>> BEGIN

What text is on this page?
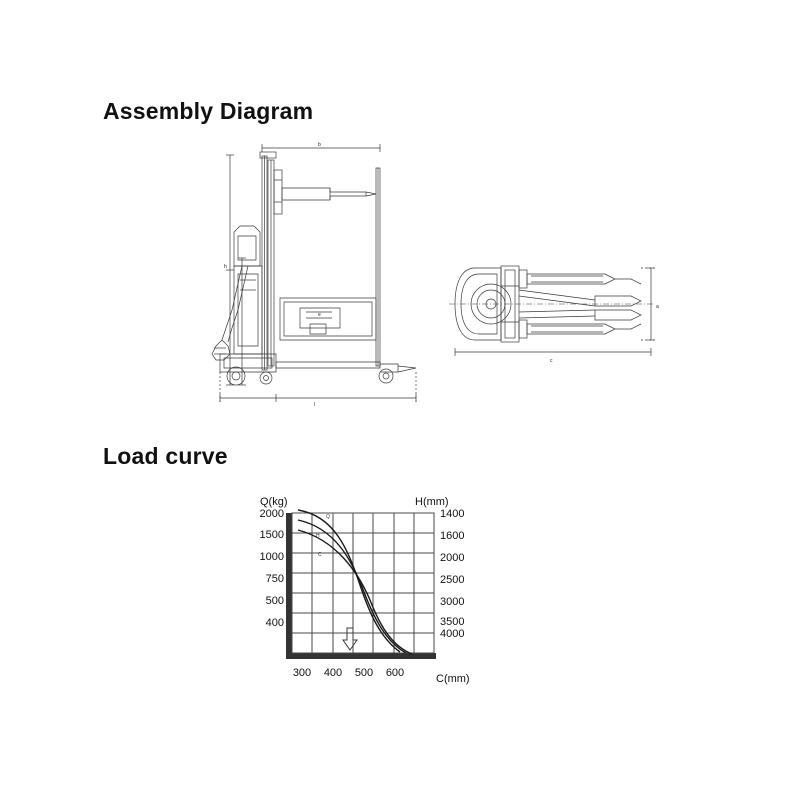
Assembly Diagram
h
l
b
e
c
a
Load curve
Q(kg)	H(mm)
C(mm)
Q
H
C
2000
1500
1000
750
500
400
1400
1600
2000
2500
3000
3500
4000
300 400 500 600
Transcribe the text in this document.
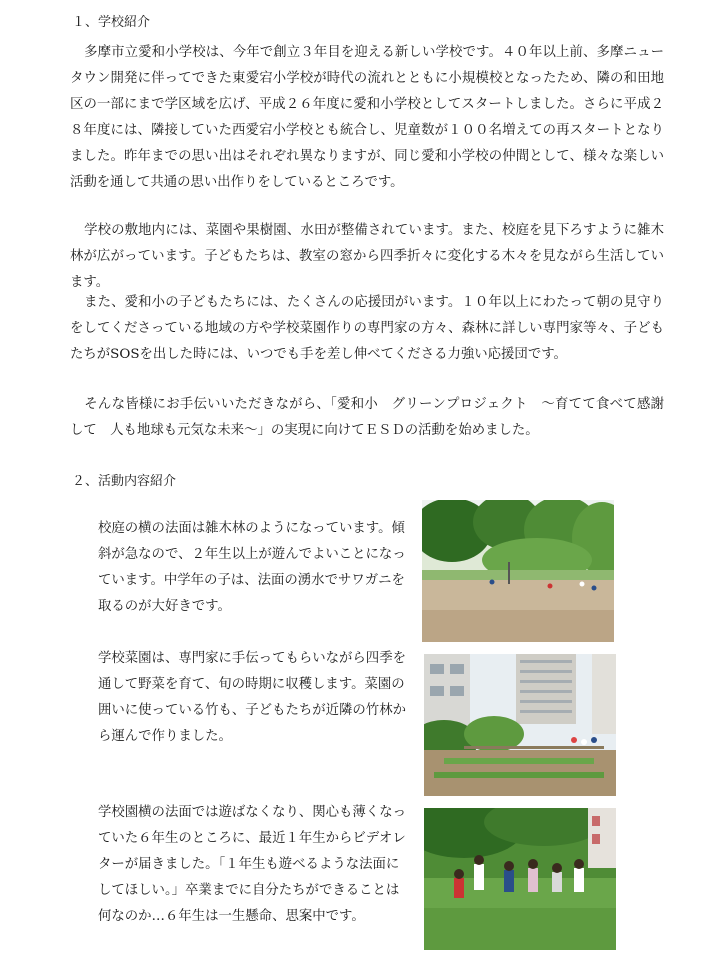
１、学校紹介

多摩市立愛和小学校は、今年で創立３年目を迎える新しい学校です。４０年以上前、多摩ニュータウン開発に伴ってできた東愛宕小学校が時代の流れとともに小規模校となったため、隣の和田地区の一部にまで学区域を広げ、平成２６年度に愛和小学校としてスタートしました。さらに平成２８年度には、隣接していた西愛宕小学校とも統合し、児童数が１００名増えての再スタートとなりました。昨年までの思い出はそれぞれ異なりますが、同じ愛和小学校の仲間として、様々な楽しい活動を通して共通の思い出作りをしているところです。

学校の敷地内には、菜園や果樹園、水田が整備されています。また、校庭を見下ろすように雑木林が広がっています。子どもたちは、教室の窓から四季折々に変化する木々を見ながら生活しています。

また、愛和小の子どもたちには、たくさんの応援団がいます。１０年以上にわたって朝の見守りをしてくださっている地域の方や学校菜園作りの専門家の方々、森林に詳しい専門家等々、子どもたちがSOSを出した時には、いつでも手を差し伸べてくださる力強い応援団です。

そんな皆様にお手伝いいただきながら、「愛和小　グリーンプロジェクト　～育てて食べて感謝して　人も地球も元気な未来～」の実現に向けてＥＳＤの活動を始めました。

２、活動内容紹介

校庭の横の法面は雑木林のようになっています。傾斜が急なので、２年生以上が遊んでよいことになっています。中学年の子は、法面の湧水でサワガニを取るのが大好きです。

学校菜園は、専門家に手伝ってもらいながら四季を通して野菜を育て、旬の時期に収穫します。菜園の囲いに使っている竹も、子どもたちが近隣の竹林から運んで作りました。

学校園横の法面では遊ばなくなり、関心も薄くなっていた６年生のところに、最近１年生からビデオレターが届きました。「１年生も遊べるような法面にしてほしい。」卒業までに自分たちができることは何なのか…６年生は一生懸命、思案中です。
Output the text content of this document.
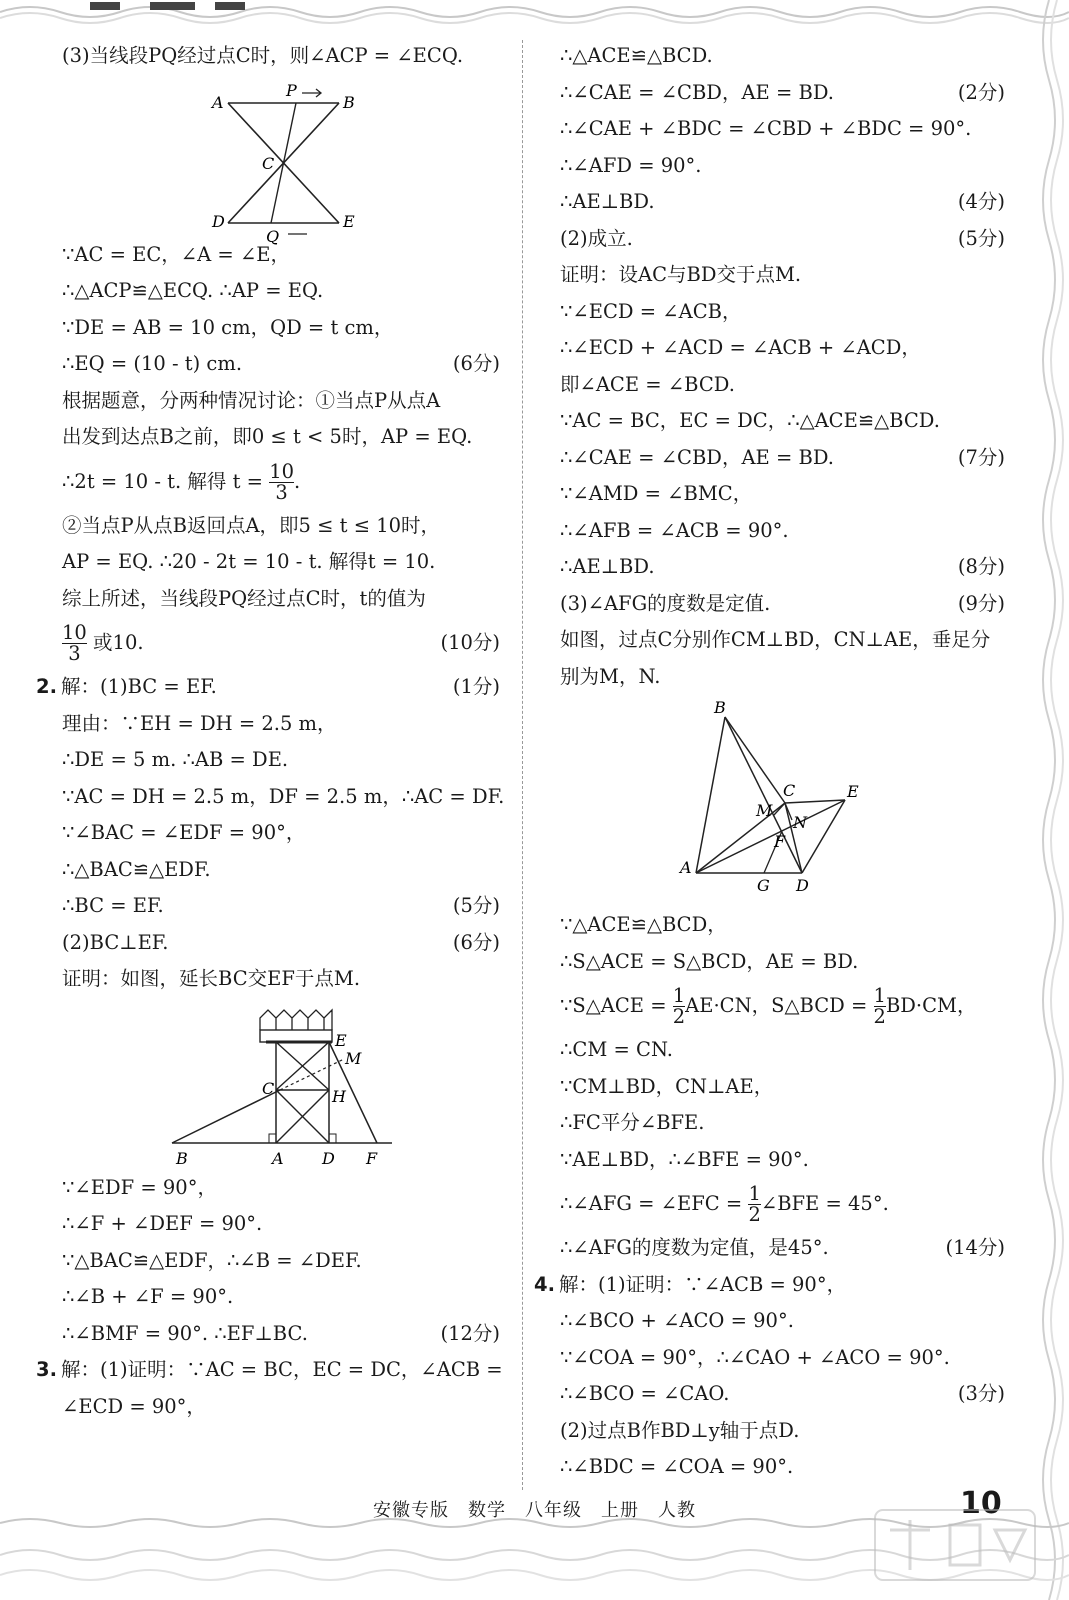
(3)当线段PQ经过点C时，则∠ACP = ∠ECQ.
A	B
P
C
D	E
Q
∵AC = EC，∠A = ∠E，
∴△ACP≌△ECQ. ∴AP = EQ.
∵DE = AB = 10 cm，QD = t cm，
∴EQ = (10 - t) cm.	(6分)
根据题意，分两种情况讨论：①当点P从点A
出发到达点B之前，即0 ≤ t < 5时，AP = EQ.
∴2t = 10 - t. 解得 $t = \frac{10}{3}$ .
②当点P从点B返回点A，即5 ≤ t ≤ 10时，
AP = EQ. ∴20 - 2t = 10 - t. 解得t = 10.
综上所述，当线段PQ经过点C时，t的值为
$\frac{10}{3}$ 或10.	(10分)
2. 解：(1)BC = EF.	(1分)
理由：∵EH = DH = 2.5 m，
∴DE = 5 m. ∴AB = DE.
∵AC = DH = 2.5 m，DF = 2.5 m，∴AC = DF.
∵∠BAC = ∠EDF = 90°，
∴△BAC≌△EDF.
∴BC = EF.	(5分)
(2)BC⊥EF.	(6分)
证明：如图，延长BC交EF于点M.
B	A D F
C
E
M
H
∵∠EDF = 90°，
∴∠F + ∠DEF = 90°.
∵△BAC≌△EDF，∴∠B = ∠DEF.
∴∠B + ∠F = 90°.
∴∠BMF = 90°. ∴EF⊥BC.	(12分)
3. 解：(1)证明：∵AC = BC，EC = DC，∠ACB =
∠ECD = 90°，
∴△ACE≌△BCD.
∴∠CAE = ∠CBD，AE = BD.	(2分)
∴∠CAE + ∠BDC = ∠CBD + ∠BDC = 90°.
∴∠AFD = 90°.
∴AE⊥BD.	(4分)
(2)成立.	(5分)
证明：设AC与BD交于点M.
∵∠ECD = ∠ACB，
∴∠ECD + ∠ACD = ∠ACB + ∠ACD，
即∠ACE = ∠BCD.
∵AC = BC，EC = DC，∴△ACE≌△BCD.
∴∠CAE = ∠CBD，AE = BD.	(7分)
∵∠AMD = ∠BMC，
∴∠AFB = ∠ACB = 90°.
∴AE⊥BD.	(8分)
(3)∠AFG的度数是定值.	(9分)
如图，过点C分别作CM⊥BD，CN⊥AE，垂足分
别为M，N.
B
C	E
M
N
F
A
G D
∵△ACE≌△BCD，
∴S△ACE = S△BCD，AE = BD.
∵S△ACE = $\frac{1}{2} AE\cdot CN$，S△BCD = $\frac{1}{2} BD\cdot CM$，
∴CM = CN.
∵CM⊥BD，CN⊥AE，
∴FC平分∠BFE.
∵AE⊥BD，∴∠BFE = 90°.
∴∠AFG = ∠EFC = $\frac{1}{2}$ ∠BFE = 45°.
∴∠AFG的度数为定值，是45°.	(14分)
4. 解：(1)证明：∵∠ACB = 90°，
∴∠BCO + ∠ACO = 90°.
∵∠COA = 90°，∴∠CAO + ∠ACO = 90°.
∴∠BCO = ∠CAO.	(3分)
(2)过点B作BD⊥y轴于点D.
∴∠BDC = ∠COA = 90°.
安徽专版　数学　八年级　上册　人教	10
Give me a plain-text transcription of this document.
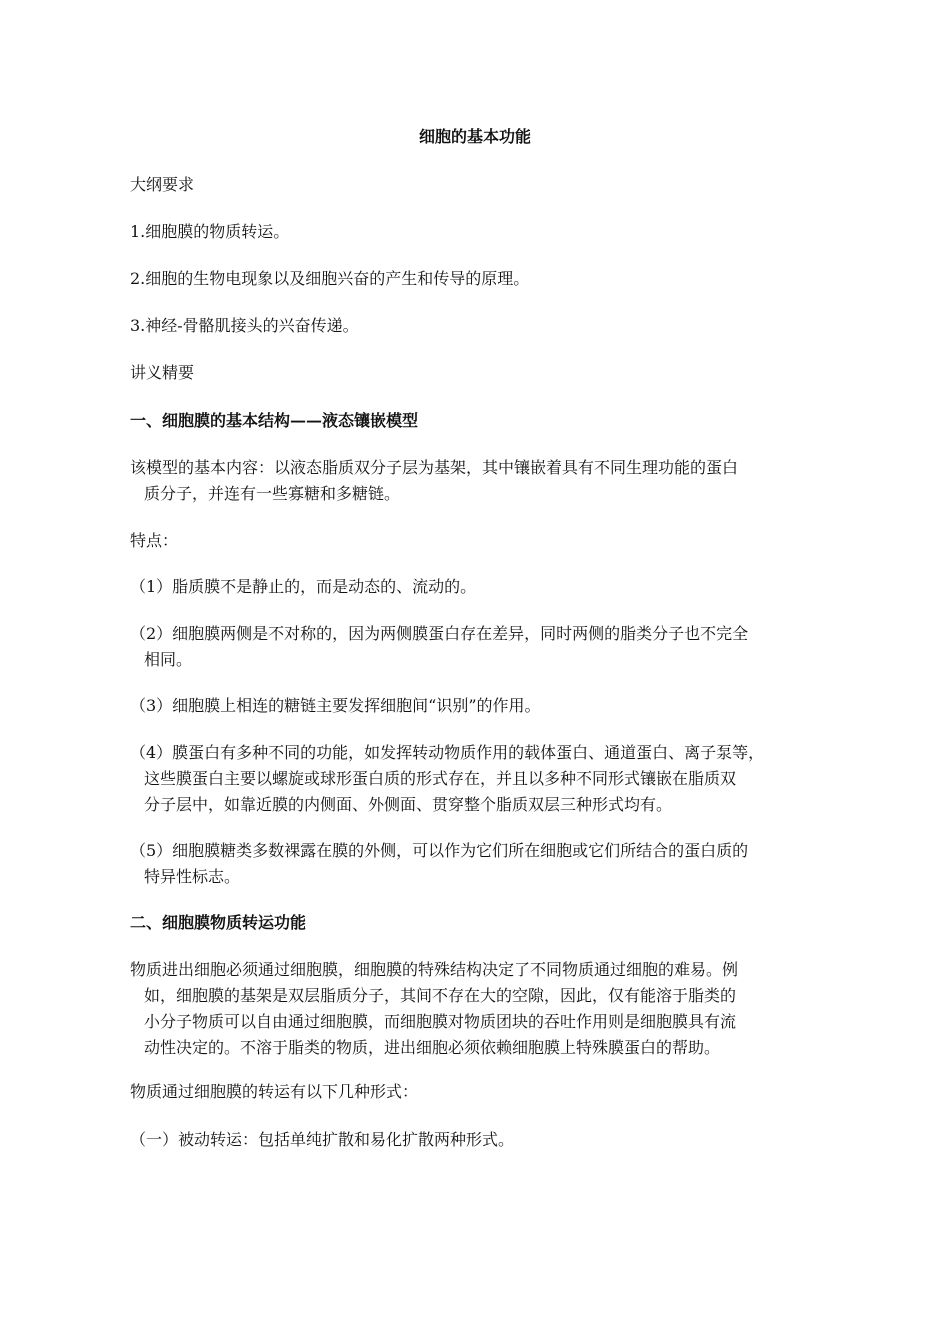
细胞的基本功能

大纲要求

1.细胞膜的物质转运。

2.细胞的生物电现象以及细胞兴奋的产生和传导的原理。

3.神经-骨骼肌接头的兴奋传递。

讲义精要

一、细胞膜的基本结构——液态镶嵌模型

该模型的基本内容：以液态脂质双分子层为基架，其中镶嵌着具有不同生理功能的蛋白
质分子，并连有一些寡糖和多糖链。

特点：

（1）脂质膜不是静止的，而是动态的、流动的。

（2）细胞膜两侧是不对称的，因为两侧膜蛋白存在差异，同时两侧的脂类分子也不完全
相同。

（3）细胞膜上相连的糖链主要发挥细胞间“识别”的作用。

（4）膜蛋白有多种不同的功能，如发挥转动物质作用的载体蛋白、通道蛋白、离子泵等，
这些膜蛋白主要以螺旋或球形蛋白质的形式存在，并且以多种不同形式镶嵌在脂质双
分子层中，如靠近膜的内侧面、外侧面、贯穿整个脂质双层三种形式均有。

（5）细胞膜糖类多数裸露在膜的外侧，可以作为它们所在细胞或它们所结合的蛋白质的
特异性标志。

二、细胞膜物质转运功能

物质进出细胞必须通过细胞膜，细胞膜的特殊结构决定了不同物质通过细胞的难易。例
如，细胞膜的基架是双层脂质分子，其间不存在大的空隙，因此，仅有能溶于脂类的
小分子物质可以自由通过细胞膜，而细胞膜对物质团块的吞吐作用则是细胞膜具有流
动性决定的。不溶于脂类的物质，进出细胞必须依赖细胞膜上特殊膜蛋白的帮助。

物质通过细胞膜的转运有以下几种形式：

（一）被动转运：包括单纯扩散和易化扩散两种形式。
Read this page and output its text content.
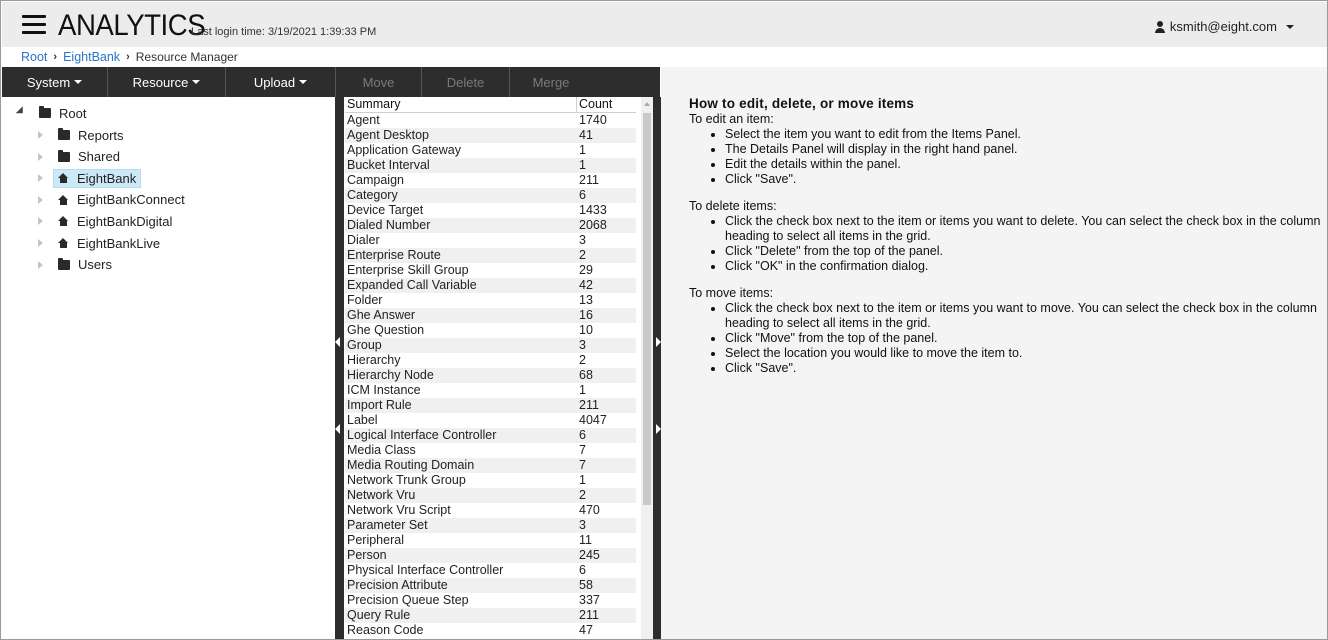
ANALYTICS
Last login time: 3/19/2021 1:39:33 PM	ksmith@eight.com
Root › EightBank › Resource Manager
System	Resource	Upload	Move	Delete	Merge
Root
Reports
Shared
EightBank
EightBankConnect
EightBankDigital
EightBankLive
Users
Summary	Count
Agent	1740
Agent Desktop	41
Application Gateway	1
Bucket Interval	1
Campaign	211
Category	6
Device Target	1433
Dialed Number	2068
Dialer	3
Enterprise Route	2
Enterprise Skill Group	29
Expanded Call Variable	42
Folder	13
Ghe Answer	16
Ghe Question	10
Group	3
Hierarchy	2
Hierarchy Node	68
ICM Instance	1
Import Rule	211
Label	4047
Logical Interface Controller	6
Media Class	7
Media Routing Domain	7
Network Trunk Group	1
Network Vru	2
Network Vru Script	470
Parameter Set	3
Peripheral	11
Person	245
Physical Interface Controller	6
Precision Attribute	58
Precision Queue Step	337
Query Rule	211
Reason Code	47
How to edit, delete, or move items
To edit an item:
• Select the item you want to edit from the Items Panel.
• The Details Panel will display in the right hand panel.
• Edit the details within the panel.
• Click "Save".
To delete items:
• Click the check box next to the item or items you want to delete. You can select the check box in the column heading to select all items in the grid.
• Click "Delete" from the top of the panel.
• Click "OK" in the confirmation dialog.
To move items:
• Click the check box next to the item or items you want to move. You can select the check box in the column heading to select all items in the grid.
• Click "Move" from the top of the panel.
• Select the location you would like to move the item to.
• Click "Save".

>> END

Copy out exactly the lines between the line that contains "Read this page and output its text content." and the last line of the records, both ends included; leave out every picture.

Read this page and output its text content.
ANALYTICS
Last login time: 3/19/2021 1:39:33 PM	ksmith@eight.com
Root › EightBank › Resource Manager
System	Resource	Upload	Move	Delete	Merge
Root
Reports
Shared
EightBank
EightBankConnect
EightBankDigital
EightBankLive
Users
Summary	Count
Agent	1740
Agent Desktop	41
Application Gateway	1
Bucket Interval	1
Campaign	211
Category	6
Device Target	1433
Dialed Number	2068
Dialer	3
Enterprise Route	2
Enterprise Skill Group	29
Expanded Call Variable	42
Folder	13
Ghe Answer	16
Ghe Question	10
Group	3
Hierarchy	2
Hierarchy Node	68
ICM Instance	1
Import Rule	211
Label	4047
Logical Interface Controller	6
Media Class	7
Media Routing Domain	7
Network Trunk Group	1
Network Vru	2
Network Vru Script	470
Parameter Set	3
Peripheral	11
Person	245
Physical Interface Controller	6
Precision Attribute	58
Precision Queue Step	337
Query Rule	211
Reason Code	47
How to edit, delete, or move items
To edit an item:
• Select the item you want to edit from the Items Panel.
• The Details Panel will display in the right hand panel.
• Edit the details within the panel.
• Click "Save".
To delete items:
• Click the check box next to the item or items you want to delete. You can select the check box in the column heading to select all items in the grid.
• Click "Delete" from the top of the panel.
• Click "OK" in the confirmation dialog.
To move items:
• Click the check box next to the item or items you want to move. You can select the check box in the column heading to select all items in the grid.
• Click "Move" from the top of the panel.
• Select the location you would like to move the item to.
• Click "Save".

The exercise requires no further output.